# Written task
Set down the line that contains "Transcribe the text in this document." and every line after it to the end of the entries, exactly as they stand and nothing more.

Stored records
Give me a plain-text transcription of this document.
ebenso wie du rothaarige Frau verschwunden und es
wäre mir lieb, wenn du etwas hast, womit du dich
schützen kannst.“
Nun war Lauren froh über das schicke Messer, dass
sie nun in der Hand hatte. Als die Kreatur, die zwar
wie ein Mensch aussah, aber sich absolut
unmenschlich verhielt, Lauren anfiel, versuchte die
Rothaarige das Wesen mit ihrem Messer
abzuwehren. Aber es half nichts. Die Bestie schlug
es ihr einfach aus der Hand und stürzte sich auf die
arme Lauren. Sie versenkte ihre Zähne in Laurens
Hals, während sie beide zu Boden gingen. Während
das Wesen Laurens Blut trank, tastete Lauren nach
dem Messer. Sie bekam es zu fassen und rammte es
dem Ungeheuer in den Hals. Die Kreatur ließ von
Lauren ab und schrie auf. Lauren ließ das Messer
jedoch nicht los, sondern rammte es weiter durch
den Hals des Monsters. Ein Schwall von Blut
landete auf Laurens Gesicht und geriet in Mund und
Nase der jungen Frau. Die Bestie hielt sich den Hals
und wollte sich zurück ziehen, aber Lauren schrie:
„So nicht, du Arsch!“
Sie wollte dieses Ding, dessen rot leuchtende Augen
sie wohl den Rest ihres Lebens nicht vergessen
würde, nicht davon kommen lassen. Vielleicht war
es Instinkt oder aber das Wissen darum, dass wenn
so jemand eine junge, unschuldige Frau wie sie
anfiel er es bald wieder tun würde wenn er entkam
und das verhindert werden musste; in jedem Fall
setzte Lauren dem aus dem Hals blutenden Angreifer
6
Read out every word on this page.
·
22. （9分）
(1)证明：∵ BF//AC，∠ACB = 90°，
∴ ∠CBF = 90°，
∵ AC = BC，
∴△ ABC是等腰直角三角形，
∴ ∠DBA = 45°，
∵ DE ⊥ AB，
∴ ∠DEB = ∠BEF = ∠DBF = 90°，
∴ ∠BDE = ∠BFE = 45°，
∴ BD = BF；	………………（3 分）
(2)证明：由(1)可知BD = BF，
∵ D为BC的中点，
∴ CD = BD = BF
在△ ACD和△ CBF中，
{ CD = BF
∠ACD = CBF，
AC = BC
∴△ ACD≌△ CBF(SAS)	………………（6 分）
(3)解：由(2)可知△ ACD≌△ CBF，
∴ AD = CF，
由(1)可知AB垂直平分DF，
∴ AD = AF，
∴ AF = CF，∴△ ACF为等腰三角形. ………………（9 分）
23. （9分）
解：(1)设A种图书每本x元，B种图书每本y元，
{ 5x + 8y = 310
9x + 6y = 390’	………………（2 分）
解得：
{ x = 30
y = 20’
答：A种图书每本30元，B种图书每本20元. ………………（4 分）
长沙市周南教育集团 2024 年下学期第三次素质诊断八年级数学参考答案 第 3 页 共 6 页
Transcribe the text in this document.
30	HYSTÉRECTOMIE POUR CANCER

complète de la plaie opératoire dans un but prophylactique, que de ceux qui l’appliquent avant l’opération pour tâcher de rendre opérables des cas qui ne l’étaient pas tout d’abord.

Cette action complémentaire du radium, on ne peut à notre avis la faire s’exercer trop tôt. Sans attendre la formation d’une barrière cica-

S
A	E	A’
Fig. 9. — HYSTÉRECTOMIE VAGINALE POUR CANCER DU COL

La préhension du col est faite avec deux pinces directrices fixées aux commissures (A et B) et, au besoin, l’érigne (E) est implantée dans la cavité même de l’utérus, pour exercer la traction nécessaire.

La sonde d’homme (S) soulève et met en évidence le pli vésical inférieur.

# Right answer
Transcribe the text in this document.
30	HYSTÉRECTOMIE POUR CANCER

complète de la plaie opératoire dans un but prophylactique, que de ceux qui l’appliquent avant l’opération pour tâcher de rendre opérables des cas qui ne l’étaient pas tout d’abord.

Cette action complémentaire du radium, on ne peut à notre avis la faire s’exercer trop tôt. Sans attendre la formation d’une barrière cica-

S
A	E	A’
Fig. 9. — HYSTÉRECTOMIE VAGINALE POUR CANCER DU COL

La préhension du col est faite avec deux pinces directrices fixées aux commissures (A et B) et, au besoin, l’érigne (E) est implantée dans la cavité même de l’utérus, pour exercer la traction nécessaire.

La sonde d’homme (S) soulève et met en évidence le pli vésical inférieur.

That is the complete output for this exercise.